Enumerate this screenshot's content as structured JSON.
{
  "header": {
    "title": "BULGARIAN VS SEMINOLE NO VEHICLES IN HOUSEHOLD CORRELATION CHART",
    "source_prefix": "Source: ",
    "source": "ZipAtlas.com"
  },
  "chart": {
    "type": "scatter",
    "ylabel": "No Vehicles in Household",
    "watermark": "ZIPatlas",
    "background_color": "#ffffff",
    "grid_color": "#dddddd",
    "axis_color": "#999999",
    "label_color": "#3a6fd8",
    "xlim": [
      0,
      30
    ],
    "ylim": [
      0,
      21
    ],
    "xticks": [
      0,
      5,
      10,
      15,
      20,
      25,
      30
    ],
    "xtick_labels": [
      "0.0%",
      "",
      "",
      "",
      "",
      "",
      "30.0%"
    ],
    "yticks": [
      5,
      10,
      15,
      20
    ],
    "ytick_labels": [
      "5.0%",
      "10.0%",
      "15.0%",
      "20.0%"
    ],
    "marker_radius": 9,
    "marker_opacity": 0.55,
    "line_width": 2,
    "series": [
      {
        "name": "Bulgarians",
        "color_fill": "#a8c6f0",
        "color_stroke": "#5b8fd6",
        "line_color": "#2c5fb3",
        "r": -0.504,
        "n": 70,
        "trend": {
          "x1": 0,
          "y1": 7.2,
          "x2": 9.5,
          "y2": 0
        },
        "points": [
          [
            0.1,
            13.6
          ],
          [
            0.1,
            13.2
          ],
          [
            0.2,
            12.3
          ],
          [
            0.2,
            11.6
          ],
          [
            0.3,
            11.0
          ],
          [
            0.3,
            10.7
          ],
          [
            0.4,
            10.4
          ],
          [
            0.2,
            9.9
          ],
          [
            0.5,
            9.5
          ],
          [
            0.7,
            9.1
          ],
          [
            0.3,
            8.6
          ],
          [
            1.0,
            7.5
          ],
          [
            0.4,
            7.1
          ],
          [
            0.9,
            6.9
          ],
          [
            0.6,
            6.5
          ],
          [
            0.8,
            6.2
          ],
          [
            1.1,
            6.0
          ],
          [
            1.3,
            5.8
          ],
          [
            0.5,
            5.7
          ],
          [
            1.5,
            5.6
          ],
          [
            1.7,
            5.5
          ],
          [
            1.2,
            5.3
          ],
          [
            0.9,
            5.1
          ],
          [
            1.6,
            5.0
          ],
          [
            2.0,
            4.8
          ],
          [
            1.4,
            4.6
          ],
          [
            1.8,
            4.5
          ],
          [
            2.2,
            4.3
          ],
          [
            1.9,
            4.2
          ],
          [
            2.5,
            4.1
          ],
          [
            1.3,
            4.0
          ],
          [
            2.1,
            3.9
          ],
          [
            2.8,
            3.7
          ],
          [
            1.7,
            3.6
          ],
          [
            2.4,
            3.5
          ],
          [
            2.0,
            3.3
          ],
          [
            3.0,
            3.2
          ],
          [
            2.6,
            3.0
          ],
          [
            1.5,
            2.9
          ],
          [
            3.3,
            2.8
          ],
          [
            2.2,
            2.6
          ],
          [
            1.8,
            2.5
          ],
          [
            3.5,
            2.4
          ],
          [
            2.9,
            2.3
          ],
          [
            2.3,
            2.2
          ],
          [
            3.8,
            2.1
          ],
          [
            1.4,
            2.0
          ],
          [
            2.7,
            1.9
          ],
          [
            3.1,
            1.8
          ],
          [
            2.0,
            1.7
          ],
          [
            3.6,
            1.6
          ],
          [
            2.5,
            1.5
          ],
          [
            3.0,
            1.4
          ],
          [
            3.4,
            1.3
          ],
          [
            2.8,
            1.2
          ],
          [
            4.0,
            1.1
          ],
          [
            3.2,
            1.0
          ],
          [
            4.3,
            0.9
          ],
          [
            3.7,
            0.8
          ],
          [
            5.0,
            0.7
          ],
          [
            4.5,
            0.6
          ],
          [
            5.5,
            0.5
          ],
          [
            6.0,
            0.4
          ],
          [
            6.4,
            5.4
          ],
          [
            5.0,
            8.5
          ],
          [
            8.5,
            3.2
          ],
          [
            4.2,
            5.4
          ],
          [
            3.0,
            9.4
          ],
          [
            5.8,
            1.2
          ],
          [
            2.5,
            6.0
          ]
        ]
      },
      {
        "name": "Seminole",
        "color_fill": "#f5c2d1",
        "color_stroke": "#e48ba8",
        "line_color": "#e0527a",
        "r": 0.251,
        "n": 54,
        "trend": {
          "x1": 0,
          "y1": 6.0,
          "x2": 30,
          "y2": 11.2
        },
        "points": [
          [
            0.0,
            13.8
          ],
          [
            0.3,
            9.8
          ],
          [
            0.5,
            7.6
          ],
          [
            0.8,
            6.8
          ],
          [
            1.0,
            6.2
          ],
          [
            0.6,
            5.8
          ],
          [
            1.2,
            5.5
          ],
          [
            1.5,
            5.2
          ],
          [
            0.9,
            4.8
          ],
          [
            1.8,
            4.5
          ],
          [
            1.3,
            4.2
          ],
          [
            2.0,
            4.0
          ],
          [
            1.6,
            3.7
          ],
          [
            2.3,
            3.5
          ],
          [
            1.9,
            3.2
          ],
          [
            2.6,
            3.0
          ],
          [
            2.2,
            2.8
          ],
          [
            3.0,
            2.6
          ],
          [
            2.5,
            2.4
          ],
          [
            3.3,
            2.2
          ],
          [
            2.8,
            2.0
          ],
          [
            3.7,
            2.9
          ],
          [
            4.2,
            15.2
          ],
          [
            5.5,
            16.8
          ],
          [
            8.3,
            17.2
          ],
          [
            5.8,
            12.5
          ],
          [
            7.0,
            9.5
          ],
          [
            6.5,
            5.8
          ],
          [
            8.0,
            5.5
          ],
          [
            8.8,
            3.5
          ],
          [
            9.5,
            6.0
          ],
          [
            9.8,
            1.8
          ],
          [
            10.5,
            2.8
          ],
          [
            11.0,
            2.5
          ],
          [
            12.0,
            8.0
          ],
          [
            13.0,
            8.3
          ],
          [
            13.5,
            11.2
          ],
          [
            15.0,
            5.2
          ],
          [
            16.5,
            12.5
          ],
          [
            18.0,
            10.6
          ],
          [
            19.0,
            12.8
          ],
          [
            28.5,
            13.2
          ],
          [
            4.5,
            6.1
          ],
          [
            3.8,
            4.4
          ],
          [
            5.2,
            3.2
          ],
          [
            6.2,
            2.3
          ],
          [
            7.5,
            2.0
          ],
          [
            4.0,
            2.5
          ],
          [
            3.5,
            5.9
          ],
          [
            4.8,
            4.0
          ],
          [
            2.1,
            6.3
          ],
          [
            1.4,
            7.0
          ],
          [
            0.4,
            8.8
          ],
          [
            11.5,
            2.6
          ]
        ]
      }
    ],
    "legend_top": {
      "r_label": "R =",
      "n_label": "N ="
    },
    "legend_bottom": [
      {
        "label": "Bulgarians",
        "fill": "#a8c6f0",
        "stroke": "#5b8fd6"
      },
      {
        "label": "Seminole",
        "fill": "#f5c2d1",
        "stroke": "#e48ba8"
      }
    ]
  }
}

Your task >> Repeat all of the entries exactly.

Exercise output >>
Enumerate this screenshot's content as structured JSON.
{
  "header": {
    "title": "BULGARIAN VS SEMINOLE NO VEHICLES IN HOUSEHOLD CORRELATION CHART",
    "source_prefix": "Source: ",
    "source": "ZipAtlas.com"
  },
  "chart": {
    "type": "scatter",
    "ylabel": "No Vehicles in Household",
    "watermark": "ZIPatlas",
    "background_color": "#ffffff",
    "grid_color": "#dddddd",
    "axis_color": "#999999",
    "label_color": "#3a6fd8",
    "xlim": [
      0,
      30
    ],
    "ylim": [
      0,
      21
    ],
    "xticks": [
      0,
      5,
      10,
      15,
      20,
      25,
      30
    ],
    "xtick_labels": [
      "0.0%",
      "",
      "",
      "",
      "",
      "",
      "30.0%"
    ],
    "yticks": [
      5,
      10,
      15,
      20
    ],
    "ytick_labels": [
      "5.0%",
      "10.0%",
      "15.0%",
      "20.0%"
    ],
    "marker_radius": 9,
    "marker_opacity": 0.55,
    "line_width": 2,
    "series": [
      {
        "name": "Bulgarians",
        "color_fill": "#a8c6f0",
        "color_stroke": "#5b8fd6",
        "line_color": "#2c5fb3",
        "r": -0.504,
        "n": 70,
        "trend": {
          "x1": 0,
          "y1": 7.2,
          "x2": 9.5,
          "y2": 0
        },
        "points": [
          [
            0.1,
            13.6
          ],
          [
            0.1,
            13.2
          ],
          [
            0.2,
            12.3
          ],
          [
            0.2,
            11.6
          ],
          [
            0.3,
            11.0
          ],
          [
            0.3,
            10.7
          ],
          [
            0.4,
            10.4
          ],
          [
            0.2,
            9.9
          ],
          [
            0.5,
            9.5
          ],
          [
            0.7,
            9.1
          ],
          [
            0.3,
            8.6
          ],
          [
            1.0,
            7.5
          ],
          [
            0.4,
            7.1
          ],
          [
            0.9,
            6.9
          ],
          [
            0.6,
            6.5
          ],
          [
            0.8,
            6.2
          ],
          [
            1.1,
            6.0
          ],
          [
            1.3,
            5.8
          ],
          [
            0.5,
            5.7
          ],
          [
            1.5,
            5.6
          ],
          [
            1.7,
            5.5
          ],
          [
            1.2,
            5.3
          ],
          [
            0.9,
            5.1
          ],
          [
            1.6,
            5.0
          ],
          [
            2.0,
            4.8
          ],
          [
            1.4,
            4.6
          ],
          [
            1.8,
            4.5
          ],
          [
            2.2,
            4.3
          ],
          [
            1.9,
            4.2
          ],
          [
            2.5,
            4.1
          ],
          [
            1.3,
            4.0
          ],
          [
            2.1,
            3.9
          ],
          [
            2.8,
            3.7
          ],
          [
            1.7,
            3.6
          ],
          [
            2.4,
            3.5
          ],
          [
            2.0,
            3.3
          ],
          [
            3.0,
            3.2
          ],
          [
            2.6,
            3.0
          ],
          [
            1.5,
            2.9
          ],
          [
            3.3,
            2.8
          ],
          [
            2.2,
            2.6
          ],
          [
            1.8,
            2.5
          ],
          [
            3.5,
            2.4
          ],
          [
            2.9,
            2.3
          ],
          [
            2.3,
            2.2
          ],
          [
            3.8,
            2.1
          ],
          [
            1.4,
            2.0
          ],
          [
            2.7,
            1.9
          ],
          [
            3.1,
            1.8
          ],
          [
            2.0,
            1.7
          ],
          [
            3.6,
            1.6
          ],
          [
            2.5,
            1.5
          ],
          [
            3.0,
            1.4
          ],
          [
            3.4,
            1.3
          ],
          [
            2.8,
            1.2
          ],
          [
            4.0,
            1.1
          ],
          [
            3.2,
            1.0
          ],
          [
            4.3,
            0.9
          ],
          [
            3.7,
            0.8
          ],
          [
            5.0,
            0.7
          ],
          [
            4.5,
            0.6
          ],
          [
            5.5,
            0.5
          ],
          [
            6.0,
            0.4
          ],
          [
            6.4,
            5.4
          ],
          [
            5.0,
            8.5
          ],
          [
            8.5,
            3.2
          ],
          [
            4.2,
            5.4
          ],
          [
            3.0,
            9.4
          ],
          [
            5.8,
            1.2
          ],
          [
            2.5,
            6.0
          ]
        ]
      },
      {
        "name": "Seminole",
        "color_fill": "#f5c2d1",
        "color_stroke": "#e48ba8",
        "line_color": "#e0527a",
        "r": 0.251,
        "n": 54,
        "trend": {
          "x1": 0,
          "y1": 6.0,
          "x2": 30,
          "y2": 11.2
        },
        "points": [
          [
            0.0,
            13.8
          ],
          [
            0.3,
            9.8
          ],
          [
            0.5,
            7.6
          ],
          [
            0.8,
            6.8
          ],
          [
            1.0,
            6.2
          ],
          [
            0.6,
            5.8
          ],
          [
            1.2,
            5.5
          ],
          [
            1.5,
            5.2
          ],
          [
            0.9,
            4.8
          ],
          [
            1.8,
            4.5
          ],
          [
            1.3,
            4.2
          ],
          [
            2.0,
            4.0
          ],
          [
            1.6,
            3.7
          ],
          [
            2.3,
            3.5
          ],
          [
            1.9,
            3.2
          ],
          [
            2.6,
            3.0
          ],
          [
            2.2,
            2.8
          ],
          [
            3.0,
            2.6
          ],
          [
            2.5,
            2.4
          ],
          [
            3.3,
            2.2
          ],
          [
            2.8,
            2.0
          ],
          [
            3.7,
            2.9
          ],
          [
            4.2,
            15.2
          ],
          [
            5.5,
            16.8
          ],
          [
            8.3,
            17.2
          ],
          [
            5.8,
            12.5
          ],
          [
            7.0,
            9.5
          ],
          [
            6.5,
            5.8
          ],
          [
            8.0,
            5.5
          ],
          [
            8.8,
            3.5
          ],
          [
            9.5,
            6.0
          ],
          [
            9.8,
            1.8
          ],
          [
            10.5,
            2.8
          ],
          [
            11.0,
            2.5
          ],
          [
            12.0,
            8.0
          ],
          [
            13.0,
            8.3
          ],
          [
            13.5,
            11.2
          ],
          [
            15.0,
            5.2
          ],
          [
            16.5,
            12.5
          ],
          [
            18.0,
            10.6
          ],
          [
            19.0,
            12.8
          ],
          [
            28.5,
            13.2
          ],
          [
            4.5,
            6.1
          ],
          [
            3.8,
            4.4
          ],
          [
            5.2,
            3.2
          ],
          [
            6.2,
            2.3
          ],
          [
            7.5,
            2.0
          ],
          [
            4.0,
            2.5
          ],
          [
            3.5,
            5.9
          ],
          [
            4.8,
            4.0
          ],
          [
            2.1,
            6.3
          ],
          [
            1.4,
            7.0
          ],
          [
            0.4,
            8.8
          ],
          [
            11.5,
            2.6
          ]
        ]
      }
    ],
    "legend_top": {
      "r_label": "R =",
      "n_label": "N ="
    },
    "legend_bottom": [
      {
        "label": "Bulgarians",
        "fill": "#a8c6f0",
        "stroke": "#5b8fd6"
      },
      {
        "label": "Seminole",
        "fill": "#f5c2d1",
        "stroke": "#e48ba8"
      }
    ]
  }
}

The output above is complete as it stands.